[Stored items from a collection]
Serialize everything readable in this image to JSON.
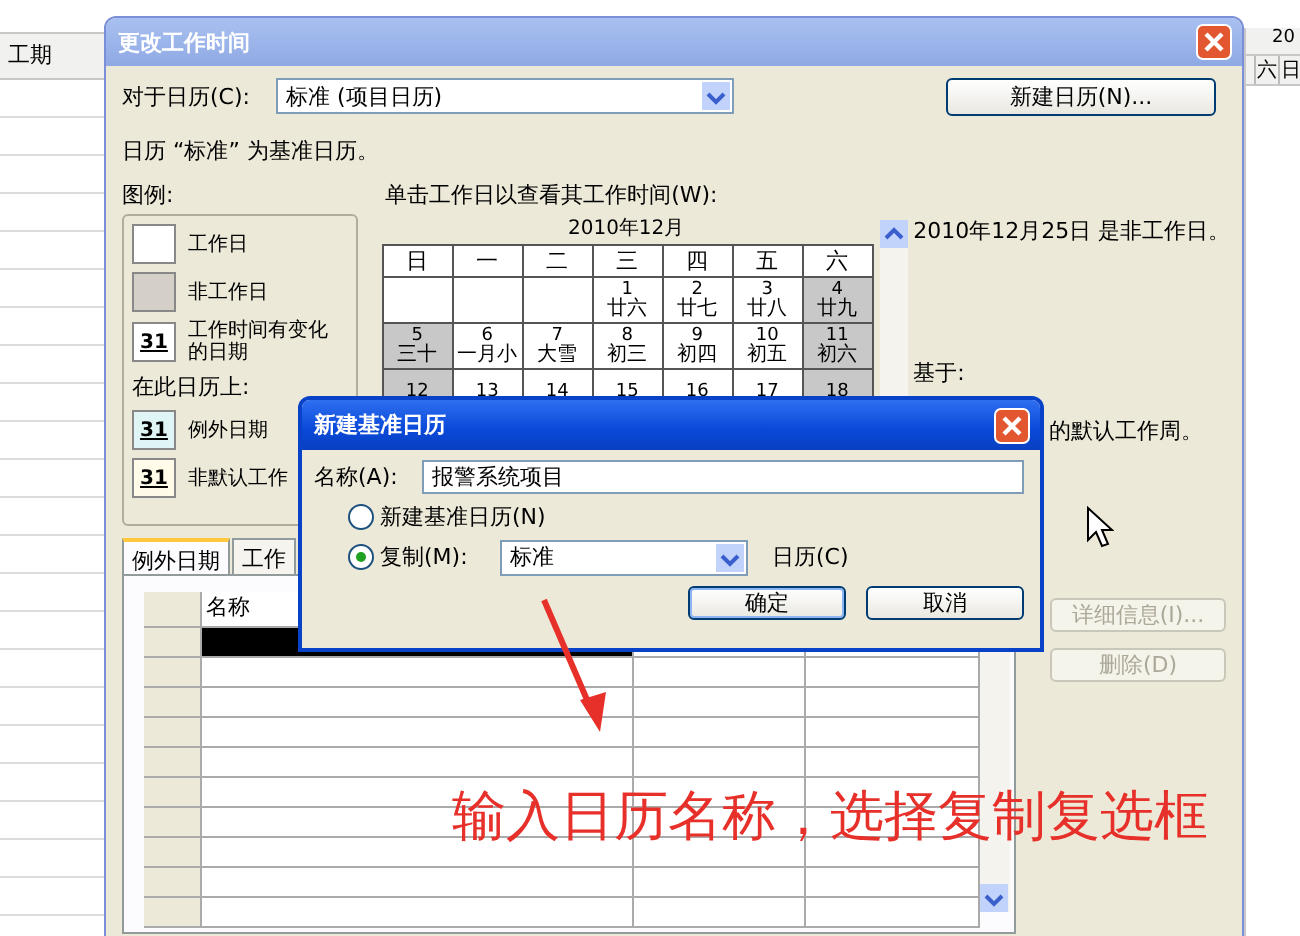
{
  "background": {
    "left_column": {
      "header": "工期"
    },
    "right_strip": {
      "year": "20",
      "days": [
        "六",
        "日"
      ]
    }
  },
  "dialog": {
    "title": "更改工作时间",
    "for_calendar": {
      "label": "对于日历(C):",
      "value": "标准 (项目日历)"
    },
    "new_calendar_button": {
      "label": "新建日历(N)..."
    },
    "base_note": "日历 “标准” 为基准日历。",
    "legend": {
      "title": "图例:",
      "items": [
        {
          "kind": "working",
          "label": "工作日"
        },
        {
          "kind": "nonworking",
          "label": "非工作日"
        },
        {
          "kind": "changed",
          "mark": "31",
          "label": "工作时间有变化的日期"
        },
        {
          "kind": "heading",
          "label": "在此日历上:"
        },
        {
          "kind": "exception",
          "mark": "31",
          "label": "例外日期"
        },
        {
          "kind": "nondefault",
          "mark": "31",
          "label": "非默认工作"
        }
      ]
    },
    "calendar": {
      "instruction": "单击工作日以查看其工作时间(W):",
      "month": "2010年12月",
      "weekdays": [
        "日",
        "一",
        "二",
        "三",
        "四",
        "五",
        "六"
      ],
      "rows": [
        {
          "cells": [
            {
              "working": true
            },
            {
              "working": true
            },
            {
              "working": true
            },
            {
              "day": "1",
              "lunar": "廿六",
              "working": true
            },
            {
              "day": "2",
              "lunar": "廿七",
              "working": true
            },
            {
              "day": "3",
              "lunar": "廿八",
              "working": true
            },
            {
              "day": "4",
              "lunar": "廿九",
              "working": false
            }
          ]
        },
        {
          "cells": [
            {
              "day": "5",
              "lunar": "三十",
              "working": false
            },
            {
              "day": "6",
              "lunar": "一月小",
              "working": true
            },
            {
              "day": "7",
              "lunar": "大雪",
              "working": true
            },
            {
              "day": "8",
              "lunar": "初三",
              "working": true
            },
            {
              "day": "9",
              "lunar": "初四",
              "working": true
            },
            {
              "day": "10",
              "lunar": "初五",
              "working": true
            },
            {
              "day": "11",
              "lunar": "初六",
              "working": false
            }
          ]
        },
        {
          "cells": [
            {
              "day": "12",
              "working": false
            },
            {
              "day": "13",
              "working": true
            },
            {
              "day": "14",
              "working": true
            },
            {
              "day": "15",
              "working": true
            },
            {
              "day": "16",
              "working": true
            },
            {
              "day": "17",
              "working": true
            },
            {
              "day": "18",
              "working": false
            }
          ]
        }
      ]
    },
    "status": "2010年12月25日 是非工作日。",
    "based_on": "基于:",
    "default_week_note": "的默认工作周。",
    "tabs": [
      {
        "label": "例外日期",
        "selected": true
      },
      {
        "label": "工作",
        "selected": false
      }
    ],
    "table": {
      "columns": [
        "名称"
      ],
      "rows": [
        {
          "selected": true
        },
        {
          "selected": false
        },
        {
          "selected": false
        },
        {
          "selected": false
        },
        {
          "selected": false
        },
        {
          "selected": false
        },
        {
          "selected": false
        },
        {
          "selected": false
        },
        {
          "selected": false
        },
        {
          "selected": false
        }
      ]
    },
    "side_buttons": [
      {
        "label": "详细信息(I)...",
        "disabled": true
      },
      {
        "label": "删除(D)",
        "disabled": true
      }
    ]
  },
  "new_base_dialog": {
    "title": "新建基准日历",
    "name": {
      "label": "名称(A):",
      "value": "报警系统项目"
    },
    "options": [
      {
        "label": "新建基准日历(N)",
        "selected": false
      },
      {
        "label": "复制(M):",
        "selected": true
      }
    ],
    "copy_from": {
      "value": "标准",
      "suffix": "日历(C)"
    },
    "buttons": [
      "确定",
      "取消"
    ]
  },
  "annotation": "输入日历名称，选择复制复选框"
}
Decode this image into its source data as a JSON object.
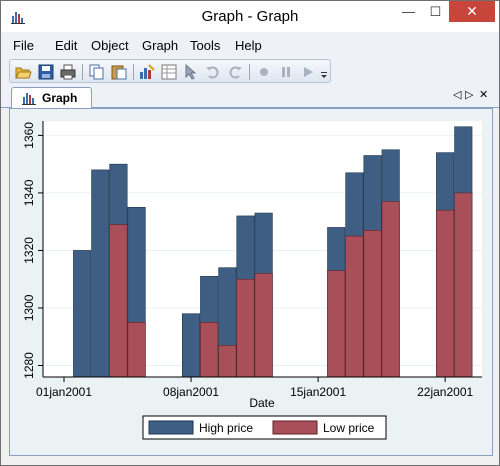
{
  "window": {
    "title": "Graph - Graph",
    "minimize_label": "—",
    "maximize_label": "☐",
    "close_label": "✕"
  },
  "menu": {
    "items": [
      "File",
      "Edit",
      "Object",
      "Graph",
      "Tools",
      "Help"
    ]
  },
  "toolbar": {
    "buttons": [
      "open-icon",
      "save-icon",
      "print-icon",
      "copy-icon",
      "paste-icon",
      "graph-editor-icon",
      "data-editor-icon",
      "pointer-icon",
      "undo-icon",
      "redo-icon",
      "record-icon",
      "pause-icon",
      "play-icon"
    ]
  },
  "tabs": {
    "active": "Graph",
    "controls": [
      "◁",
      "▷",
      "✕"
    ]
  },
  "colors": {
    "high_price": "#3e5f83",
    "low_price": "#a84f59",
    "close_button": "#c7453a"
  },
  "chart_data": {
    "type": "bar",
    "xlabel": "Date",
    "ylabel": "",
    "xticks": [
      "01jan2001",
      "08jan2001",
      "15jan2001",
      "22jan2001"
    ],
    "yticks": [
      1280,
      1300,
      1320,
      1340,
      1360
    ],
    "ylim": [
      1276,
      1365
    ],
    "grid": true,
    "legend_position": "bottom",
    "x": [
      "02jan2001",
      "03jan2001",
      "04jan2001",
      "05jan2001",
      "08jan2001",
      "09jan2001",
      "10jan2001",
      "11jan2001",
      "12jan2001",
      "16jan2001",
      "17jan2001",
      "18jan2001",
      "19jan2001",
      "22jan2001",
      "23jan2001"
    ],
    "x_index": [
      1,
      2,
      3,
      4,
      7,
      8,
      9,
      10,
      11,
      15,
      16,
      17,
      18,
      21,
      22
    ],
    "series": [
      {
        "name": "High price",
        "values": [
          1320,
          1348,
          1350,
          1335,
          1298,
          1311,
          1314,
          1332,
          1333,
          1328,
          1347,
          1353,
          1355,
          1354,
          1363
        ]
      },
      {
        "name": "Low price",
        "values": [
          1276,
          1275,
          1329,
          1295,
          1276,
          1295,
          1287,
          1310,
          1312,
          1313,
          1325,
          1327,
          1337,
          1334,
          1340
        ]
      }
    ]
  }
}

[Task requirements]
In the entries above, find lines with "title" and copy each.

[Response to the exercise]
    "title": "更改工作时间",
      "title": "图例:",
    "title": "新建基准日历",
    "title": "Graph - Graph",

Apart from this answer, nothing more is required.